Given exercise
For every line in the data below that contains "древесного", copy the line.
-- Begin Dataset excerpts --
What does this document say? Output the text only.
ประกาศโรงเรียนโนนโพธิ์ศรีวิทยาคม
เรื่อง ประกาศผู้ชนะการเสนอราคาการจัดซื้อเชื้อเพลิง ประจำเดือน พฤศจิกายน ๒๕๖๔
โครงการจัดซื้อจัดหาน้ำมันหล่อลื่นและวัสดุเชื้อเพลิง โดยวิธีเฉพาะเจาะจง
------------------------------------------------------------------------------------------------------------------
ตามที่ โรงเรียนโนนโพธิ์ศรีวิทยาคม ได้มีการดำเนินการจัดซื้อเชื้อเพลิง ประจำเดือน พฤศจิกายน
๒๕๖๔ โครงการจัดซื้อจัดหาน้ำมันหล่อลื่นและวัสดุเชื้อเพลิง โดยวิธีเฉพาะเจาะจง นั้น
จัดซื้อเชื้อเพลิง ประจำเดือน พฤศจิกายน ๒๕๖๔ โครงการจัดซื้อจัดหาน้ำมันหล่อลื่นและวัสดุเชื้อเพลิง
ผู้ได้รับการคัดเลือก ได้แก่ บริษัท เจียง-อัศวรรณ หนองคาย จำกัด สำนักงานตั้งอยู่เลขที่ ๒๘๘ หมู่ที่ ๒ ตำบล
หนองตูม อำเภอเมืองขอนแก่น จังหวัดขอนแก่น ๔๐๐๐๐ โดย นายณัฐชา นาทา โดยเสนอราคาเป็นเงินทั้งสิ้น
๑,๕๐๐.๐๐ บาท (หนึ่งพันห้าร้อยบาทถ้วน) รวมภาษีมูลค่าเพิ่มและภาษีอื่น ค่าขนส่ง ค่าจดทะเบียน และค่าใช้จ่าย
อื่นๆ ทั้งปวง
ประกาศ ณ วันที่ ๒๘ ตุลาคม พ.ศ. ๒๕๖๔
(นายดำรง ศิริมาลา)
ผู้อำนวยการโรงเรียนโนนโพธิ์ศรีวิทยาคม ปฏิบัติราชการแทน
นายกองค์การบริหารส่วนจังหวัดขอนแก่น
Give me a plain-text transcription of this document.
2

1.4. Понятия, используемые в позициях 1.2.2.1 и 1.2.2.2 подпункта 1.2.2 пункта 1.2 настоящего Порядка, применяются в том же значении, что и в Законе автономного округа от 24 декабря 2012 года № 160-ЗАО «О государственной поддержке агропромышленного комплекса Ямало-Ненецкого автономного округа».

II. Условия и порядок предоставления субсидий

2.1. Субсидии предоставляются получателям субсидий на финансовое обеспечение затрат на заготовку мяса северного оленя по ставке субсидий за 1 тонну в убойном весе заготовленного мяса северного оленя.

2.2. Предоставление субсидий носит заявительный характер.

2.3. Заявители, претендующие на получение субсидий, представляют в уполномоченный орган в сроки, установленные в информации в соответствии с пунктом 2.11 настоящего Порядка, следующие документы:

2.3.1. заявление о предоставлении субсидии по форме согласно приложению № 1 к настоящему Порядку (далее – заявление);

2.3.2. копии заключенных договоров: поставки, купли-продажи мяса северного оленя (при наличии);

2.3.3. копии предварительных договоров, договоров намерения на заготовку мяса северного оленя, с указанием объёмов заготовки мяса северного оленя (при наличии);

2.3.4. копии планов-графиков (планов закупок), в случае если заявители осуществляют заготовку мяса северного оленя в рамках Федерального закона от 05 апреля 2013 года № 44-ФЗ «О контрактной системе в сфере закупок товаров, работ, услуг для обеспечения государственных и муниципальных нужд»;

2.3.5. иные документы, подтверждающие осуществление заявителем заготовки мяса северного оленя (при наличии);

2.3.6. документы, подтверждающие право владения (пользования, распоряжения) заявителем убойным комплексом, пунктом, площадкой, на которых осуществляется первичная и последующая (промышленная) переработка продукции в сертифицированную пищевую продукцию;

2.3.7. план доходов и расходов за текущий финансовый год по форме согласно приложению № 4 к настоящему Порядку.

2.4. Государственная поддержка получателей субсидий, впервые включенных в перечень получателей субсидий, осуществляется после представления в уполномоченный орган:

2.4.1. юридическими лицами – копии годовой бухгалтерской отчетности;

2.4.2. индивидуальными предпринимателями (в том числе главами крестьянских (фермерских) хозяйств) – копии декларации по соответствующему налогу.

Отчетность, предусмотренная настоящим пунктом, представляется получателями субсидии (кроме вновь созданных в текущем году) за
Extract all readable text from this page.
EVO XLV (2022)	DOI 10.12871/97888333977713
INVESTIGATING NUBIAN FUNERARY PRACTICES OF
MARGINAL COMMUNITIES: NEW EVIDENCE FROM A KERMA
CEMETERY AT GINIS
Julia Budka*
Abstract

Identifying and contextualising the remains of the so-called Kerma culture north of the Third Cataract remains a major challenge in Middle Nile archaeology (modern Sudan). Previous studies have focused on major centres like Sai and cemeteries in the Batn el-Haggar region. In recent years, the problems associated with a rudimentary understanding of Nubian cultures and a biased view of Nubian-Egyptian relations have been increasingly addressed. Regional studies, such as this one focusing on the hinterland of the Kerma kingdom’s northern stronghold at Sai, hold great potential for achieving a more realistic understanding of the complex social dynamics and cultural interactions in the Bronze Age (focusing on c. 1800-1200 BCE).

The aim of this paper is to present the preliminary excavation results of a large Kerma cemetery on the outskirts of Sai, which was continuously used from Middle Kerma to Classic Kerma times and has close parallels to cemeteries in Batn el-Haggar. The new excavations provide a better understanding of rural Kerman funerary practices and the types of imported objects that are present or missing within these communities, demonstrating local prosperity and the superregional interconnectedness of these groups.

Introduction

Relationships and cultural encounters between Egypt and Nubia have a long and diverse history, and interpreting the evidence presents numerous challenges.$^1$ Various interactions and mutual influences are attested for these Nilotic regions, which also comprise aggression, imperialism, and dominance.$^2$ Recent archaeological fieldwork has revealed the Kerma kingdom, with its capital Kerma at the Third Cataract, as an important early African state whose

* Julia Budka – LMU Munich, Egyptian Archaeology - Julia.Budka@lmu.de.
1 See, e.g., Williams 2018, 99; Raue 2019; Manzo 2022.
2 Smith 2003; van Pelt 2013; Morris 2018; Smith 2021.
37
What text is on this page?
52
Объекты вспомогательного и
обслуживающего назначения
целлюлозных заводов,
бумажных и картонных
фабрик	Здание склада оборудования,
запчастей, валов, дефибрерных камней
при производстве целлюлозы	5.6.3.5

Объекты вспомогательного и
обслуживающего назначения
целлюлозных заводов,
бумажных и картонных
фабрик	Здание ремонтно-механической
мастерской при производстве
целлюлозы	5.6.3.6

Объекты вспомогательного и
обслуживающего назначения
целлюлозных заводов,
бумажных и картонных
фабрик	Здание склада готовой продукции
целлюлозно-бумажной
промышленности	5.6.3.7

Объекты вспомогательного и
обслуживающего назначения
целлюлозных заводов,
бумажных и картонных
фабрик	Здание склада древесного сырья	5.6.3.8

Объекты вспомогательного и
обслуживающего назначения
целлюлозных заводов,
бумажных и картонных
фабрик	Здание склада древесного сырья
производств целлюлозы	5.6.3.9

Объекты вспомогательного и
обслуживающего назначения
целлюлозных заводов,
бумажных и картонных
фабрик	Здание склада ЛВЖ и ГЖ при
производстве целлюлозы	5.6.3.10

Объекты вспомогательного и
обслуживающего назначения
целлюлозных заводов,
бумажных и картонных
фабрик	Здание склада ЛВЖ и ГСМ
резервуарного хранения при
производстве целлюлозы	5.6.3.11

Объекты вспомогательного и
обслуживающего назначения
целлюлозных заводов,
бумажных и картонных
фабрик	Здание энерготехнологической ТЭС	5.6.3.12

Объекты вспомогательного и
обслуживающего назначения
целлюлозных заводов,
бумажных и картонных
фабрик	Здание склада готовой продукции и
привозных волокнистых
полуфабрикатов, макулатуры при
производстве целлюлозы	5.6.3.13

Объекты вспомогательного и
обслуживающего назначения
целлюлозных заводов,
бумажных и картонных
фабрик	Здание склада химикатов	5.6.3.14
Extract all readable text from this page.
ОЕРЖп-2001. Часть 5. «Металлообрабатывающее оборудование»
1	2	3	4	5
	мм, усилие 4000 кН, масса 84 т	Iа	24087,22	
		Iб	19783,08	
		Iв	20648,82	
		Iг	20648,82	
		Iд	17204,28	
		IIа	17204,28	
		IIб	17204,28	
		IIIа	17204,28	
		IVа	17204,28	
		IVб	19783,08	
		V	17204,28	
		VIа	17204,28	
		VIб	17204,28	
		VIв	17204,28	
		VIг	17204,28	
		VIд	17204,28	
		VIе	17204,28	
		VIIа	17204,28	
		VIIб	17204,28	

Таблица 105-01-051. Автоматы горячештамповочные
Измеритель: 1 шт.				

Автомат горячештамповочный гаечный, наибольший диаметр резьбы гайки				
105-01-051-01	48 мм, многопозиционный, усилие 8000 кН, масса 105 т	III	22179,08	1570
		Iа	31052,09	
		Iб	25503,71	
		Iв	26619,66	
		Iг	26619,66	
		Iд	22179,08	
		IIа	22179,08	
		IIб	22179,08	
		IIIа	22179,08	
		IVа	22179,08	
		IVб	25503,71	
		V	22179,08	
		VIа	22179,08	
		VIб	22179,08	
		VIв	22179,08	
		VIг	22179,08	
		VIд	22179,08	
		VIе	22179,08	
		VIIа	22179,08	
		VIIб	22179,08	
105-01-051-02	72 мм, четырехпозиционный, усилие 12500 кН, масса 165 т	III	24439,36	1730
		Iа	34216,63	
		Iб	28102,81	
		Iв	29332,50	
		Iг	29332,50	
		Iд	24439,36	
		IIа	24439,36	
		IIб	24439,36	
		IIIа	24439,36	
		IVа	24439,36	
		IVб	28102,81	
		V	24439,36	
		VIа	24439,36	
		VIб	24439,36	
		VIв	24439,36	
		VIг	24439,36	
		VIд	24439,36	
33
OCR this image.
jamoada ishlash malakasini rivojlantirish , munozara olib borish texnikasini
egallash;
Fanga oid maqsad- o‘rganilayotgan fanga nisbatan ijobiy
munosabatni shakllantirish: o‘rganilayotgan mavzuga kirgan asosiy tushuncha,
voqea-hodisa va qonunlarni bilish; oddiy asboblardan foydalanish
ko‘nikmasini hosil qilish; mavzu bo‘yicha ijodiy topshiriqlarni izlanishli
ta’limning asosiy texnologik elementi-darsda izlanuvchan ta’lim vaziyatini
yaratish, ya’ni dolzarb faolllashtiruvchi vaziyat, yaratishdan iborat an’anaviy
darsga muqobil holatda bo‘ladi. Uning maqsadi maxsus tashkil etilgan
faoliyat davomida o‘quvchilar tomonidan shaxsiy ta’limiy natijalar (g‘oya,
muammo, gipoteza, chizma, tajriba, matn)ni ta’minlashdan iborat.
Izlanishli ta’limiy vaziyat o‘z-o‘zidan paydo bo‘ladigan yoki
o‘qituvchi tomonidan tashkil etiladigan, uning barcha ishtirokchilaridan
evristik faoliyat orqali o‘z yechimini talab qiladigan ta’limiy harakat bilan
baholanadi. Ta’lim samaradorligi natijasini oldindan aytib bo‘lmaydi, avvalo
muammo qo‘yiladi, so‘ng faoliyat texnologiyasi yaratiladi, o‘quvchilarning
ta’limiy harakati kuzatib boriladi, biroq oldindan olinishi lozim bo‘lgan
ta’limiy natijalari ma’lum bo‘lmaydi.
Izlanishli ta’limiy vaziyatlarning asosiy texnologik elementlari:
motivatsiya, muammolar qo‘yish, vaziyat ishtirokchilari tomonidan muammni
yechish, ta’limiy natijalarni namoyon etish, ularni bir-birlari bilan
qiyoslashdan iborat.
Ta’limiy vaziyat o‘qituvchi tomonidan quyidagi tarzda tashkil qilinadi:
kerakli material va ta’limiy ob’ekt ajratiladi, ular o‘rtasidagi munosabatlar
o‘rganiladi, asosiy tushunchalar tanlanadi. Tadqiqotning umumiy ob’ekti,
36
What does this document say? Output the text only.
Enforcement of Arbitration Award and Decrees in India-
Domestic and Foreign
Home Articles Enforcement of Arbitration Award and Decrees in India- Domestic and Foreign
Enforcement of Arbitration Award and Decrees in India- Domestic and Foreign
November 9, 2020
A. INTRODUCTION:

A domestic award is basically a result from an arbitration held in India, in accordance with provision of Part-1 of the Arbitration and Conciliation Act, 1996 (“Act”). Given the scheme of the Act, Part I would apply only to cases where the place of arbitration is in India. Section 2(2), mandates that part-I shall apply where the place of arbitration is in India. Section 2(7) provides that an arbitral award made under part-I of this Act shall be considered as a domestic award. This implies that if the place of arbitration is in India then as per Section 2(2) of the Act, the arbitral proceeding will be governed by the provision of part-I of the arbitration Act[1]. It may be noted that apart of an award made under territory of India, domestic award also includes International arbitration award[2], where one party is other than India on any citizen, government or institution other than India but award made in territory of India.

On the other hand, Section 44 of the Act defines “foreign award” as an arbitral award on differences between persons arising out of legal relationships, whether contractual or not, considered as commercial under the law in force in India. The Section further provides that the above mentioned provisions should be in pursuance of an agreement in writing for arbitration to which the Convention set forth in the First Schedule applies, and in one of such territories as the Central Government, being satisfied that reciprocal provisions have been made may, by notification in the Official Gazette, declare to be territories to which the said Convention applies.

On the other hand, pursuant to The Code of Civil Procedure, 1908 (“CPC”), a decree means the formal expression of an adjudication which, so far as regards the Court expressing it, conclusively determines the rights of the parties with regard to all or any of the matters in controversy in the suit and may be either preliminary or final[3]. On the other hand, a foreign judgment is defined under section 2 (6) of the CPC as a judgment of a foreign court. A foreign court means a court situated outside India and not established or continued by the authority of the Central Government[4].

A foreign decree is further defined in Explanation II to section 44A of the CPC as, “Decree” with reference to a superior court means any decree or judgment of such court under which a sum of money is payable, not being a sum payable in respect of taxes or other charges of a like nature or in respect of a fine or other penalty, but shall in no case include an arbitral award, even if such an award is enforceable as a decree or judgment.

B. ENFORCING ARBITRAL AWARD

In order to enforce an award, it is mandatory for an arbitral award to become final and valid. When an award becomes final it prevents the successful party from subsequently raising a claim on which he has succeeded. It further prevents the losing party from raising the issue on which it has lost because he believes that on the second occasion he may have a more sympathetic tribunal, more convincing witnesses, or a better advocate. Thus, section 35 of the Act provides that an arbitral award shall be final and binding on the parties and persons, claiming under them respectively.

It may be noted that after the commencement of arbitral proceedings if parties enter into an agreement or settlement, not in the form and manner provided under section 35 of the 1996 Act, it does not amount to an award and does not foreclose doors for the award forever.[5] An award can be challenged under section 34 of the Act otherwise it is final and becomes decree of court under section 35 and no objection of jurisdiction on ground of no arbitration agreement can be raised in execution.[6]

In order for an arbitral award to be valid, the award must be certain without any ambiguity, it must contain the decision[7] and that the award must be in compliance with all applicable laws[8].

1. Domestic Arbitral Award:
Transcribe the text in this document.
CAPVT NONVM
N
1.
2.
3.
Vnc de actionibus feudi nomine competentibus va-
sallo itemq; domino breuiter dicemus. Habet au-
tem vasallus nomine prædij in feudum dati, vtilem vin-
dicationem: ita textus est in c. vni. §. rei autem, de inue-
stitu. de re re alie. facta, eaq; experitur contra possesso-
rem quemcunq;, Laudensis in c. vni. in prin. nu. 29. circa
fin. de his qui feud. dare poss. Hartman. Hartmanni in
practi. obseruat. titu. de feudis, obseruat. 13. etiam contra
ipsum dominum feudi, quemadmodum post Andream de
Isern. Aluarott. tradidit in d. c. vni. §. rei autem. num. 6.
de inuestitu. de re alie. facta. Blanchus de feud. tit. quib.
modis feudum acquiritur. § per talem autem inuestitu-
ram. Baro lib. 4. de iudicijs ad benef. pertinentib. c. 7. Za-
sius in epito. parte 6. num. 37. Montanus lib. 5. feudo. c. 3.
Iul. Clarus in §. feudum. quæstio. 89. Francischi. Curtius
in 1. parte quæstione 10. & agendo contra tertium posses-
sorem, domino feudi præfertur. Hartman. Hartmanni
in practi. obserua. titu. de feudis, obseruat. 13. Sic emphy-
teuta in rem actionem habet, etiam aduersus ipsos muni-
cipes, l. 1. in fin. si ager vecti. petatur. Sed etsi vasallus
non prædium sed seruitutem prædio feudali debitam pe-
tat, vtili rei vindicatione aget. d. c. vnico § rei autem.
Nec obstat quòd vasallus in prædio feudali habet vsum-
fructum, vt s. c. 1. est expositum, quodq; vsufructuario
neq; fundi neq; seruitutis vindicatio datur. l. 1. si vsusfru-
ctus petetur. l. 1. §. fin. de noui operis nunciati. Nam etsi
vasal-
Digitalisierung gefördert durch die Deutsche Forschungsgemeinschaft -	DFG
-- End Dataset excerpts --
Solution
фабрик	Здание склада древесного сырья	5.6.3.8
фабрик	Здание склада древесного сырья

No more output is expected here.